Transcribe the records below exactly as they appear, omitting any pictures.

## begin Dataset entries

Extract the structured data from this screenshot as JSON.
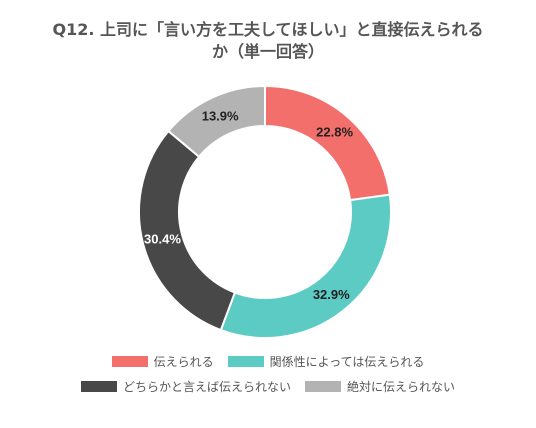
{
  "chart_data": {
    "type": "pie",
    "variant": "donut",
    "title": [
      "Q12. 上司に「言い方を工夫してほしい」と直接伝えられる",
      "か（単一回答）"
    ],
    "categories": [
      "伝えられる",
      "関係性によっては伝えられる",
      "どちらかと言えば伝えられない",
      "絶対に伝えられない"
    ],
    "values": [
      22.8,
      32.9,
      30.4,
      13.9
    ],
    "value_labels": [
      "22.8%",
      "32.9%",
      "30.4%",
      "13.9%"
    ],
    "colors": [
      "#f26f6b",
      "#5ccbc4",
      "#484848",
      "#b3b3b3"
    ],
    "label_colors": [
      "#222222",
      "#222222",
      "#ffffff",
      "#222222"
    ],
    "legend_position": "bottom",
    "legend_rows": [
      [
        0,
        1
      ],
      [
        2,
        3
      ]
    ]
  }
}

## end Dataset entries

Written solution
Extract the structured data from this screenshot as JSON.
{
  "chart_data": {
    "type": "pie",
    "variant": "donut",
    "title": [
      "Q12. 上司に「言い方を工夫してほしい」と直接伝えられる",
      "か（単一回答）"
    ],
    "categories": [
      "伝えられる",
      "関係性によっては伝えられる",
      "どちらかと言えば伝えられない",
      "絶対に伝えられない"
    ],
    "values": [
      22.8,
      32.9,
      30.4,
      13.9
    ],
    "value_labels": [
      "22.8%",
      "32.9%",
      "30.4%",
      "13.9%"
    ],
    "colors": [
      "#f26f6b",
      "#5ccbc4",
      "#484848",
      "#b3b3b3"
    ],
    "label_colors": [
      "#222222",
      "#222222",
      "#ffffff",
      "#222222"
    ],
    "legend_position": "bottom",
    "legend_rows": [
      [
        0,
        1
      ],
      [
        2,
        3
      ]
    ]
  }
}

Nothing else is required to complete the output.